• **CHALLENGE**:
Below is a block of records; return all of them exactly, but without the images.

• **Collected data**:
- - - - -
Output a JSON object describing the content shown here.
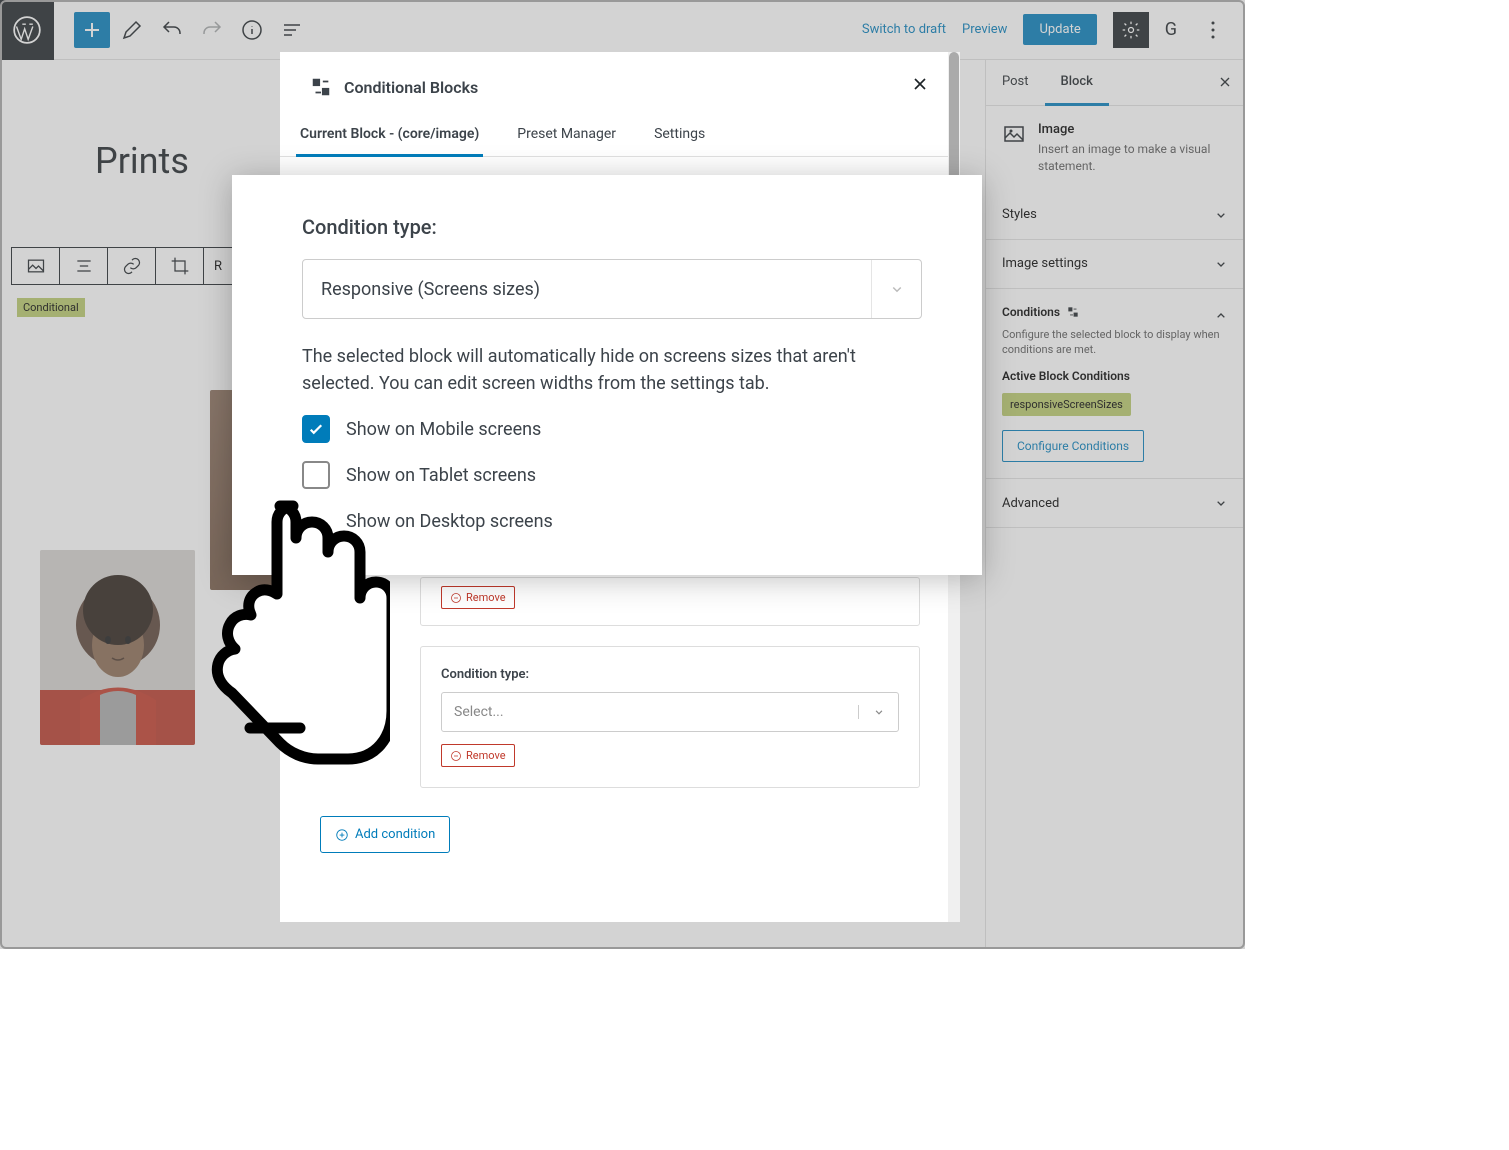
{
  "topbar": {
    "switch_draft": "Switch to draft",
    "preview": "Preview",
    "update": "Update",
    "g_letter": "G"
  },
  "page": {
    "title": "Prints",
    "conditional_badge": "Conditional",
    "toolbar_last": "R"
  },
  "sidebar": {
    "tabs": {
      "post": "Post",
      "block": "Block"
    },
    "block_desc": {
      "title": "Image",
      "text": "Insert an image to make a visual statement."
    },
    "sections": {
      "styles": "Styles",
      "image_settings": "Image settings",
      "advanced": "Advanced"
    },
    "conditions": {
      "title": "Conditions",
      "desc": "Configure the selected block to display when conditions are met.",
      "active_label": "Active Block Conditions",
      "pill": "responsiveScreenSizes",
      "configure_btn": "Configure Conditions"
    }
  },
  "modal": {
    "title": "Conditional Blocks",
    "tabs": {
      "current": "Current Block - (core/image)",
      "preset": "Preset Manager",
      "settings": "Settings"
    },
    "behind": {
      "cond_type_label": "Condition type:",
      "select_placeholder": "Select...",
      "remove": "Remove",
      "add_condition": "Add condition"
    }
  },
  "front": {
    "label": "Condition type:",
    "selected": "Responsive (Screens sizes)",
    "desc": "The selected block will automatically hide on screens sizes that aren't selected. You can edit screen widths from the settings tab.",
    "cb_mobile": "Show on Mobile screens",
    "cb_tablet": "Show on Tablet screens",
    "cb_desktop": "Show on Desktop screens"
  }
}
- - - - -
• **WRITTEN RESPONSE**:
Output a JSON object describing the content shown here.
{
  "topbar": {
    "switch_draft": "Switch to draft",
    "preview": "Preview",
    "update": "Update",
    "g_letter": "G"
  },
  "page": {
    "title": "Prints",
    "conditional_badge": "Conditional",
    "toolbar_last": "R"
  },
  "sidebar": {
    "tabs": {
      "post": "Post",
      "block": "Block"
    },
    "block_desc": {
      "title": "Image",
      "text": "Insert an image to make a visual statement."
    },
    "sections": {
      "styles": "Styles",
      "image_settings": "Image settings",
      "advanced": "Advanced"
    },
    "conditions": {
      "title": "Conditions",
      "desc": "Configure the selected block to display when conditions are met.",
      "active_label": "Active Block Conditions",
      "pill": "responsiveScreenSizes",
      "configure_btn": "Configure Conditions"
    }
  },
  "modal": {
    "title": "Conditional Blocks",
    "tabs": {
      "current": "Current Block - (core/image)",
      "preset": "Preset Manager",
      "settings": "Settings"
    },
    "behind": {
      "cond_type_label": "Condition type:",
      "select_placeholder": "Select...",
      "remove": "Remove",
      "add_condition": "Add condition"
    }
  },
  "front": {
    "label": "Condition type:",
    "selected": "Responsive (Screens sizes)",
    "desc": "The selected block will automatically hide on screens sizes that aren't selected. You can edit screen widths from the settings tab.",
    "cb_mobile": "Show on Mobile screens",
    "cb_tablet": "Show on Tablet screens",
    "cb_desktop": "Show on Desktop screens"
  }
}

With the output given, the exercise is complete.